SOURCE TEXT:
## start
Thursday, November 29, 2012

Review: 'Beautiful Creatures' by Kami Garcia & Margaret Stohl

There were no surprises in Gatlin County. We were pretty much the epicenter
 of the middle of nowhere... Turns out,  I couldn't have been more wrong. 
There was a curse. There was a girl.
And in the end, there was a grave.
I never even saw it coming.

'Beautiful Creatures' begins with an unoriginal premise, strange new teen moves into small town and the rumor mill begins to churn.  However, as soon as the reader meets Ethan and Lena, it is clear that this is a fresh conjuring of familiar themes.  The events are relayed to the reader primarily from Ethan's point of view, which is a nice change of pace from the majority of YA paranormal novels.

Ethan is a likable main character with enough emotional baggage to make him interested, but a personality that holds typical "emo teenage boyhood" at bay.  I quite enjoyed being in Ethan's head and watching the events of the novel unfold from behind his eyes.  Lena is a character with plenty of flaws, some controlled by her and others controlled by the secrets kept by her family.  Mrs. Lincoln makes a fabulous villain, convinced of her moral superiority and determined to "protect" the town of Gatlin from the "evil" of Lena Duchannes.  (On a side note, I'm very much looking forward to Emma Thompson's portrayal of Mrs. Lincoln.)

This novel falls more into the line of magical realism than full-blown paranormal/urban fantasy.  The supernatural elements are integral to the story but somehow don't seem beyond belief.  This easy suspension of disbelief may be due to the novel's setting.  'Beautiful Creatures' is set in a small Southern town where history runs deep, where the Civil War is still called the War of Northern Agression, and where Southern superstition thrives.  In such a setting, it is no stretch to believe that the town eccentric is actually a supernatural being from a family of the magically gifted.  Garcia and Stohl do a fabulous job of integrating aspects of small town life with elements of the paranormal to create a setting steeped in history, magic and tradition.

Themes of bigotry, judgement, fate, and redemption abound in 'Beautiful Creatures' which makes for a quite involved plot involving multiple storylines.  Past and present events collide to form a gripping climax that will leave readers with more questions than answers.  Since this is the first of a quartet, readers can expect more drama, action and mystery based in Gatlin.

Movie adaptation is due out in February 2013.

Book Source: Local Library
Reviewer: Rebecca

Recommended Ages: 14+ underage drinking, fantasy violence, profanity

Recommended for Readers of:

Tuesday, November 27, 2012

Review: 'Something Strange and Deadly' by Susan Dennard

"Dead!" a woman screamed. "It's the Dead!
...I'd heard of corpses awakening --- hungry and dangerous though still quite dead.
The purpose of bells in coffins was, after all, to warn us; but if the word on the
street was true, then in the last week more than a few bodies had escaped their graves.

Eleanor Fitt, of the Philadelphia Fitts, has a lot on her mind; her brother is missing and her mother refuses to recognize the truth about the family's financial situation.  And then there are the rumors of a Necromancer leading an army of Dead.  Animated corpses are nothing new, there is a reason cemeteries are surrounded by fences, but a Necromancer has the power to raise and control the Dead.  Eleanor is determined to track down her brother even if that means facing the Dead and working with socially "unacceptable" people - the only ones who can stand against a Necromancer.
## end
(Element and coordinate entries)
## start
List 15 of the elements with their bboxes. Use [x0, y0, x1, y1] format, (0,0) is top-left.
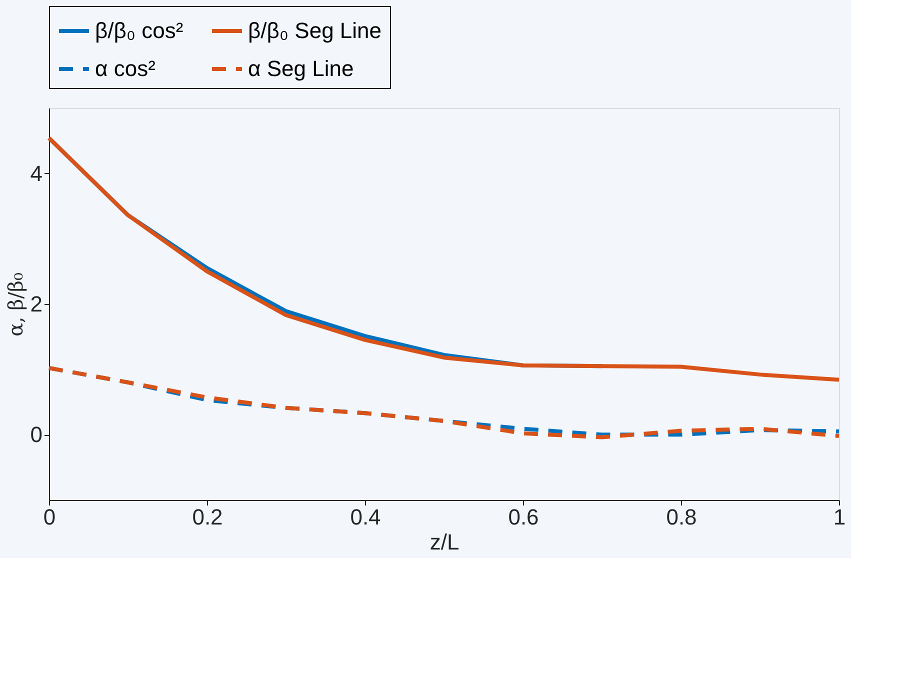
y-axis-title: α, β/β₀	[3, 272, 28, 337]
x-axis-title: z/L	[430, 530, 460, 554]
legend-label: α Seg Line	[248, 56, 354, 81]
line-series	[47, 136, 841, 382]
legend-label: β/β₀ cos²	[95, 18, 184, 43]
x-tick-label: 0.6	[508, 504, 539, 530]
y-tick-label: 4	[30, 160, 42, 186]
x-tick-label: 0.8	[666, 504, 697, 530]
y-tick-label: 2	[30, 292, 42, 316]
y-tick-label: 0	[30, 422, 42, 448]
legend-label: α cos²	[95, 56, 156, 81]
legend-label: β/β₀ Seg Line	[248, 18, 382, 43]
x-tick-label: 0.4	[350, 504, 381, 530]
x-tick-label: 1	[833, 504, 846, 530]
x-tick-label: 0.2	[192, 504, 223, 530]
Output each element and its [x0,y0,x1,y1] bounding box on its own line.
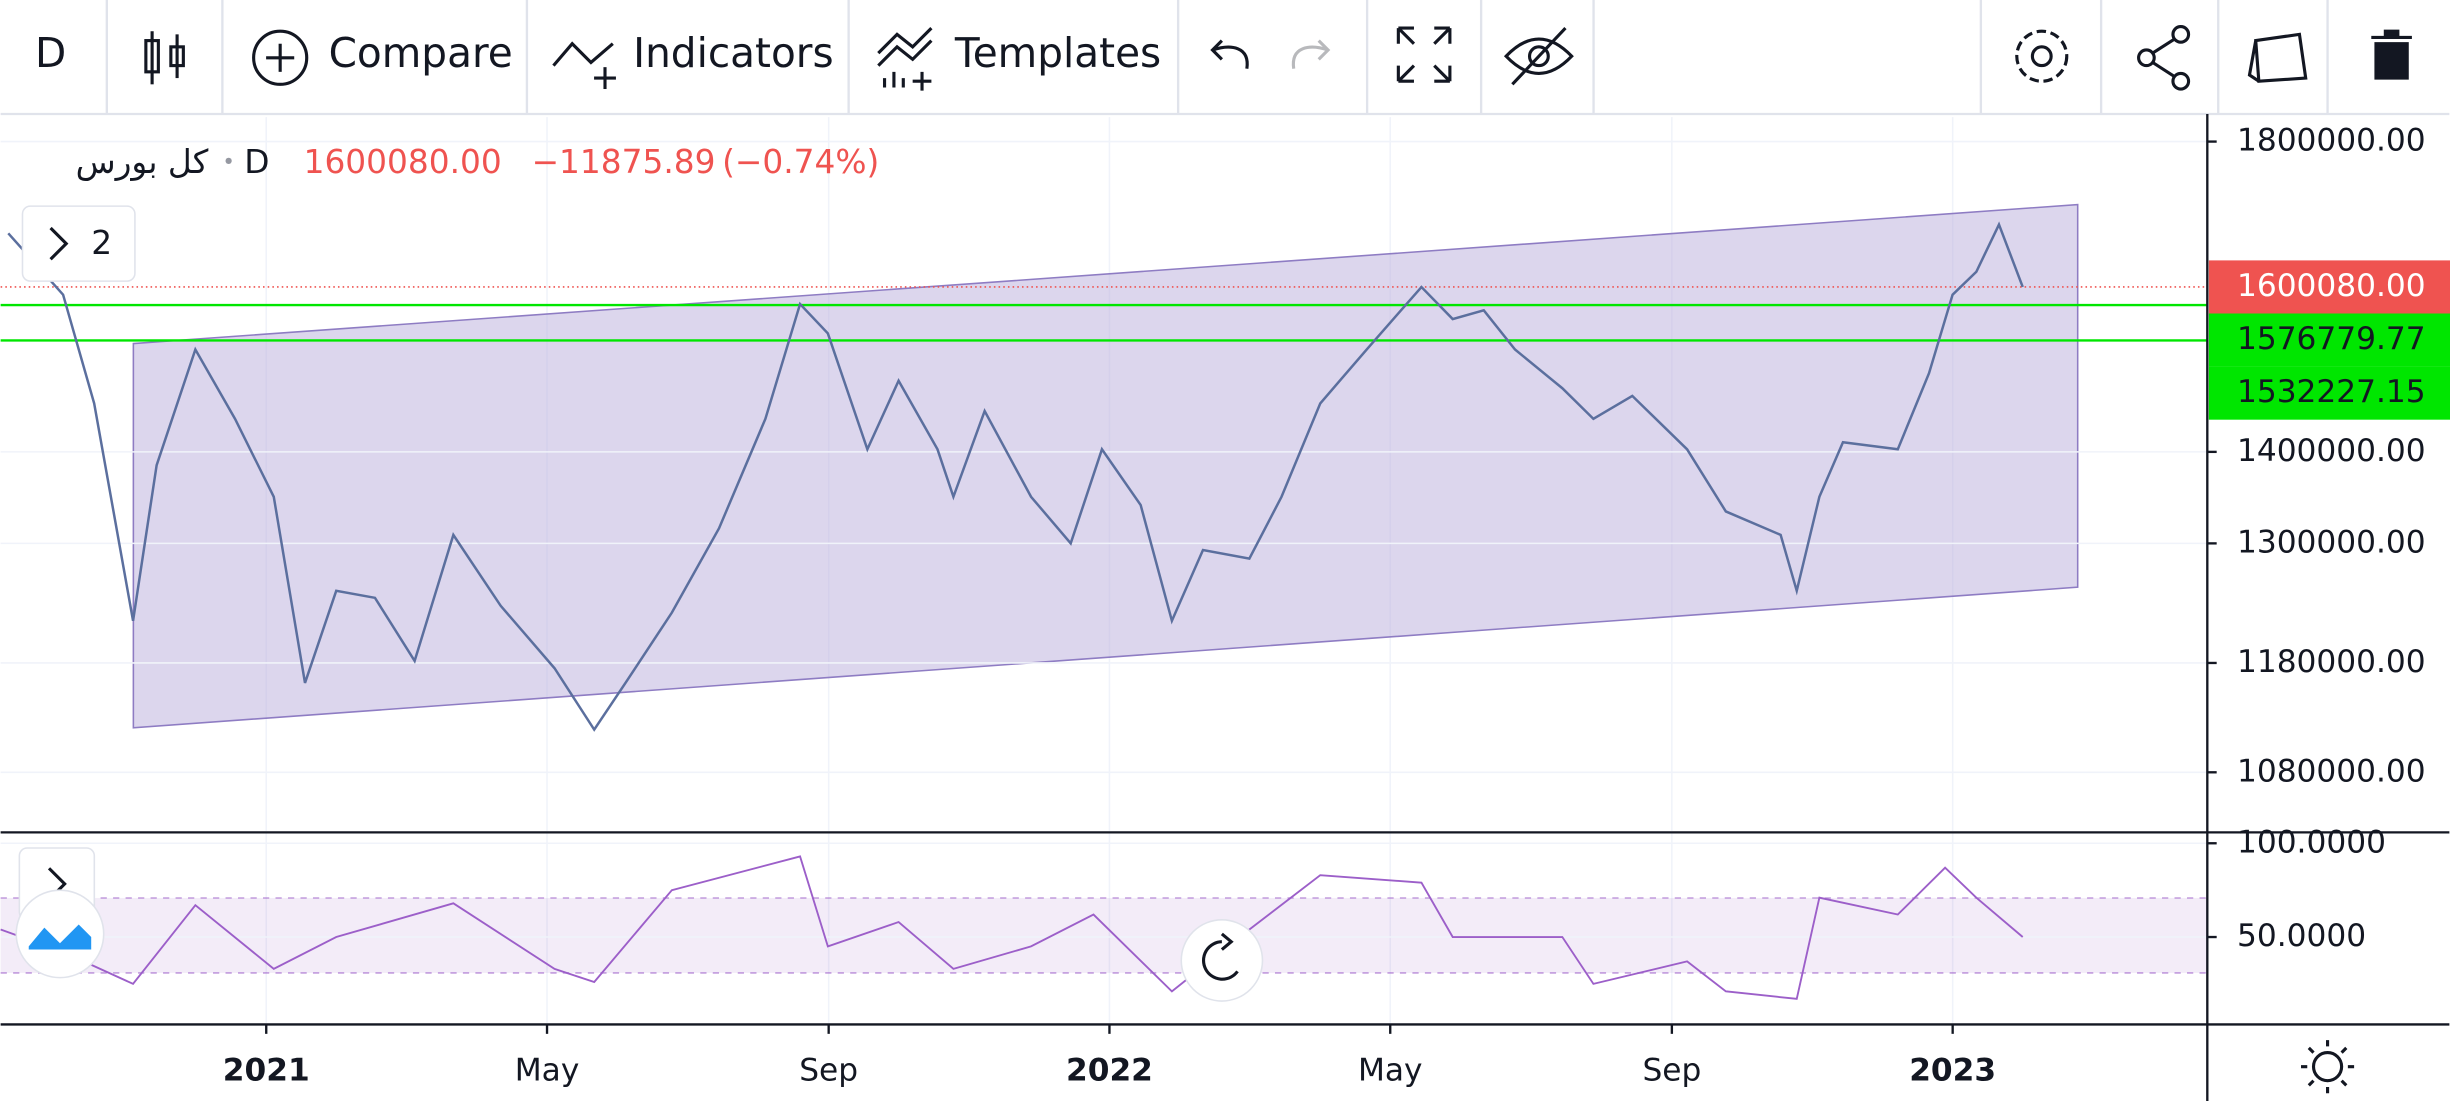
## end
DIRECTIVES:
(1) Answer these questions from the book reviews, one line each:
(a) Who is listed as the reviewer of 'Beautiful Creatures'?
(b) When is the movie adaptation of 'Beautiful Creatures' due out?
(c) In 'Something Strange and Deadly', what has happened to Eleanor Fitt's brother?
(2) Echo the entries from their first line through the line containing "160, 42, 186]", both ends included, and leave out the pictures.

SOLUTIONS IN ORDER:
(1)
(a) Rebecca
(b) February 2013
(c) He is missing.

(2)
List 15 of the elements with their bboxes. Use [x0, y0, x1, y1] format, (0,0) is top-left.
y-axis-title: α, β/β₀	[3, 272, 28, 337]
x-axis-title: z/L	[430, 530, 460, 554]
legend-label: α Seg Line	[248, 56, 354, 81]
line-series	[47, 136, 841, 382]
legend-label: β/β₀ cos²	[95, 18, 184, 43]
x-tick-label: 0.6	[508, 504, 539, 530]
y-tick-label: 4	[30, 160, 42, 186]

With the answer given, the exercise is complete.